> _PROBLEM DESCRIPTION_
Reproduce all records exactly.

[begin DATA RECORDS]

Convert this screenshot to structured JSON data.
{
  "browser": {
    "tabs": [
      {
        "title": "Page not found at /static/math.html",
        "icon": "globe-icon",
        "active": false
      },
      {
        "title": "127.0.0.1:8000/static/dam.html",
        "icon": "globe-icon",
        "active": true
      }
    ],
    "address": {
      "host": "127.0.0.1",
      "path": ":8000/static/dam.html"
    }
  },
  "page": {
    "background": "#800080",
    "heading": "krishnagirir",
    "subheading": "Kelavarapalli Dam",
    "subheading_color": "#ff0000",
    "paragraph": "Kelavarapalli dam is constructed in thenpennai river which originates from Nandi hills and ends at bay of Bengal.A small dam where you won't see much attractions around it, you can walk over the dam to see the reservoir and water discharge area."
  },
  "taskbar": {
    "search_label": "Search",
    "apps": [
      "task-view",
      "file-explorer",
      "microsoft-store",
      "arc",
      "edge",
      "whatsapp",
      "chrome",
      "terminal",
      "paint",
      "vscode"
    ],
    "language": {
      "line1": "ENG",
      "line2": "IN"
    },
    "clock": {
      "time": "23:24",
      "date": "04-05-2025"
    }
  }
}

[end DATA RECORDS]

> _SOLUTION TO THIS TASK_
Convert this screenshot to structured JSON data.
{
  "browser": {
    "tabs": [
      {
        "title": "Page not found at /static/math.html",
        "icon": "globe-icon",
        "active": false
      },
      {
        "title": "127.0.0.1:8000/static/dam.html",
        "icon": "globe-icon",
        "active": true
      }
    ],
    "address": {
      "host": "127.0.0.1",
      "path": ":8000/static/dam.html"
    }
  },
  "page": {
    "background": "#800080",
    "heading": "krishnagirir",
    "subheading": "Kelavarapalli Dam",
    "subheading_color": "#ff0000",
    "paragraph": "Kelavarapalli dam is constructed in thenpennai river which originates from Nandi hills and ends at bay of Bengal.A small dam where you won't see much attractions around it, you can walk over the dam to see the reservoir and water discharge area."
  },
  "taskbar": {
    "search_label": "Search",
    "apps": [
      "task-view",
      "file-explorer",
      "microsoft-store",
      "arc",
      "edge",
      "whatsapp",
      "chrome",
      "terminal",
      "paint",
      "vscode"
    ],
    "language": {
      "line1": "ENG",
      "line2": "IN"
    },
    "clock": {
      "time": "23:24",
      "date": "04-05-2025"
    }
  }
}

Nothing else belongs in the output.